[START Records provided]

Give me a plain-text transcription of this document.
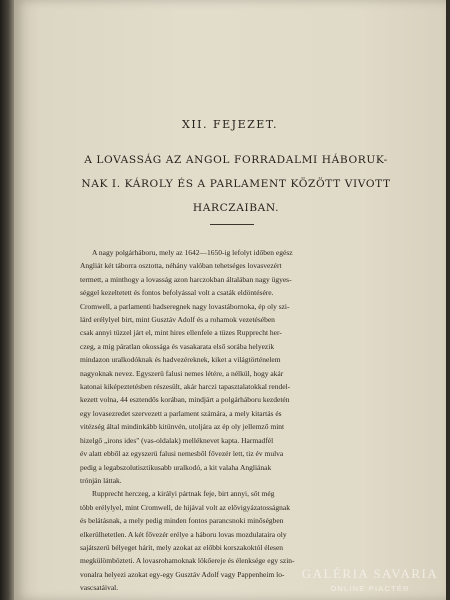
XII. FEJEZET.
A LOVASSÁG AZ ANGOL FORRADALMI HÁBORUK-
NAK I. KÁROLY ÉS A PARLAMENT KÖZÖTT VIVOTT
HARCZAIBAN.
A nagy polgárháboru, mely az 1642—1650-ig lefolyt időben egész
Angliát két táborra osztotta, néhány valóban tehetséges lovasvezért
termett, a minthogy a lovasság azon harczokban általában nagy ügyes-
séggel kezeltetett és fontos befolyással volt a csaták eldöntésére.
Cromwell, a parlamenti hadseregnek nagy lovastábornoka, ép oly szi-
lárd erélylyel birt, mint Gusztáv Adolf és a rohamok vezetésében
csak annyi tüzzel járt el, mint hires ellenfele a tüzes Rupprecht her-
czeg, a mig páratlan okossága és vasakarata első sorába helyezik
mindazon uralkodóknak és hadvezéreknek, kiket a világtörténelem
nagyoknak nevez. Egyszerü falusi nemes létére, a nélkül, hogy akár
katonai kiképeztetésben részesült, akár harczi tapasztalatokkal rendel-
kezett volna, 44 esztendős korában, mindjárt a polgárháboru kezdetén
egy lovasezredet szervezett a parlament számára, a mely kitartás és
vitézség által mindinkább kitünvén, utoljára az ép oly jellemző mint
hizelgő „irons ides" (vas-oldalak) melléknevet kapta. Harmadfél
év alatt ebből az egyszerü falusi nemesből fővezér lett, tiz év mulva
pedig a legabszolutisztikusabb uralkodó, a kit valaha Angliának
trónján láttak.
Rupprecht herczeg, a királyi pártnak feje, birt annyi, sőt még
több erélylyel, mint Cromwell, de hijával volt az elővigyázatosságnak
és belátásnak, a mely pedig minden fontos parancsnoki minőségben
elkerülhetetlen. A két fővezér erélye a háboru lovas mozdulataira oly
sajátszerü bélyeget hárít, mely azokat az előbbi korszakoktól élesen
megkülömbözteti. A lovasrohamoknak lökőereje és élenksége egy szin-
vonalra helyezi azokat egy-egy Gusztáv Adolf vagy Pappenheim lo-
vascsatáival.
GALÉRIA SAVARIA
ONLINE PIACTÉR
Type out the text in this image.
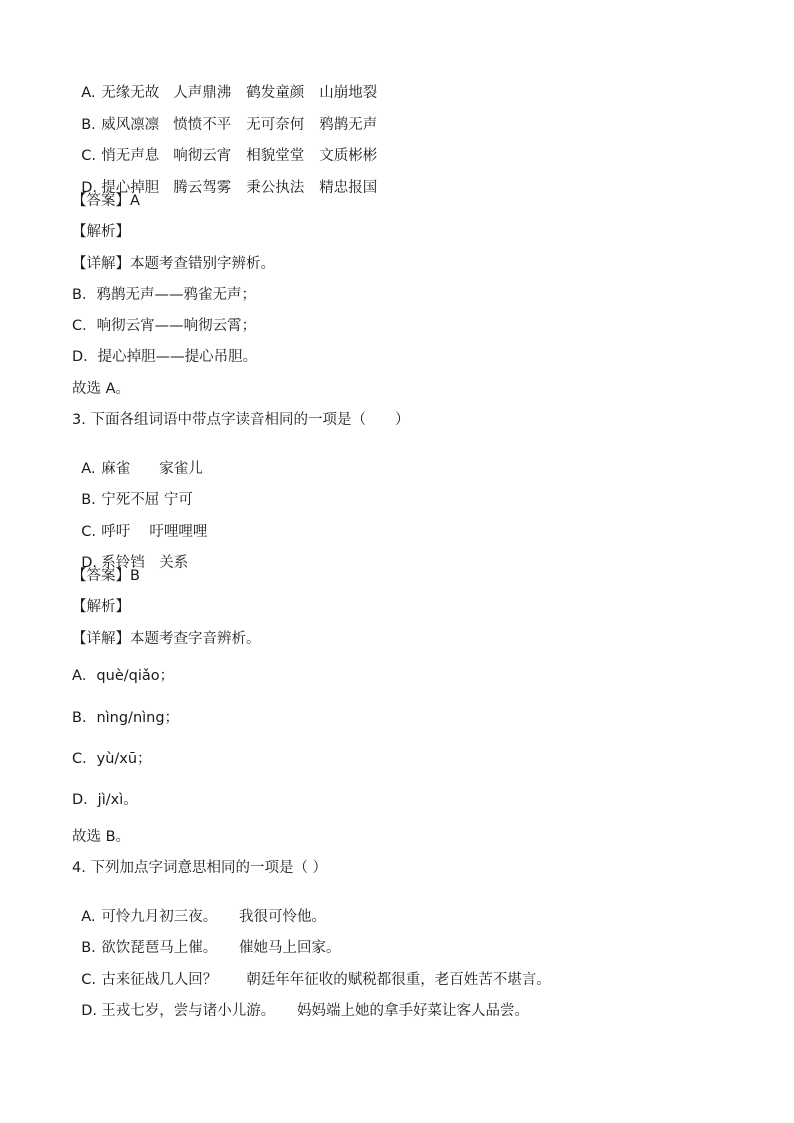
A. 无缘无故 人声鼎沸 鹤发童颜 山崩地裂

B. 威风凛凛 愤愤不平 无可奈何 鸦鹊无声

C. 悄无声息 响彻云宵 相貌堂堂 文质彬彬

D. 提心掉胆 腾云驾雾 秉公执法 精忠报国

【答案】A
【解析】
【详解】本题考查错别字辨析。
B．鸦鹊无声——鸦雀无声；
C．响彻云宵——响彻云霄；
D．提心掉胆——提心吊胆。
故选 A。
3. 下面各组词语中带点字读音相同的一项是（　　）

A. 麻雀　　家雀儿

B. 宁死不屈 宁可

C. 呼吁　 吁哩哩哩

D. 系铃铛　关系

【答案】B
【解析】
【详解】本题考查字音辨析。
A．què/qiǎo；
B．nìng/nìng；
C．yù/xū；
D．jì/xì。
故选 B。
4. 下列加点字词意思相同的一项是（ ）

A. 可怜九月初三夜。　　我很可怜他。

B. 欲饮琵琶马上催。　　催她马上回家。

C. 古来征战几人回？　　朝廷年年征收的赋税都很重，老百姓苦不堪言。

D. 王戎七岁，尝与诸小儿游。　　妈妈端上她的拿手好菜让客人品尝。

[END Records provided]

Retype only the lines above from the one with "Type out the text in this image." through the last, both ends included, keeping every picture out of the copy.

Type out the text in this image.
A. 无缘无故 人声鼎沸 鹤发童颜 山崩地裂

B. 威风凛凛 愤愤不平 无可奈何 鸦鹊无声

C. 悄无声息 响彻云宵 相貌堂堂 文质彬彬

D. 提心掉胆 腾云驾雾 秉公执法 精忠报国

【答案】A
【解析】
【详解】本题考查错别字辨析。
B．鸦鹊无声——鸦雀无声；
C．响彻云宵——响彻云霄；
D．提心掉胆——提心吊胆。
故选 A。
3. 下面各组词语中带点字读音相同的一项是（　　）

A. 麻雀　　家雀儿

B. 宁死不屈 宁可

C. 呼吁　 吁哩哩哩

D. 系铃铛　关系

【答案】B
【解析】
【详解】本题考查字音辨析。
A．què/qiǎo；
B．nìng/nìng；
C．yù/xū；
D．jì/xì。
故选 B。
4. 下列加点字词意思相同的一项是（ ）

A. 可怜九月初三夜。　　我很可怜他。

B. 欲饮琵琶马上催。　　催她马上回家。

C. 古来征战几人回？　　朝廷年年征收的赋税都很重，老百姓苦不堪言。

D. 王戎七岁，尝与诸小儿游。　　妈妈端上她的拿手好菜让客人品尝。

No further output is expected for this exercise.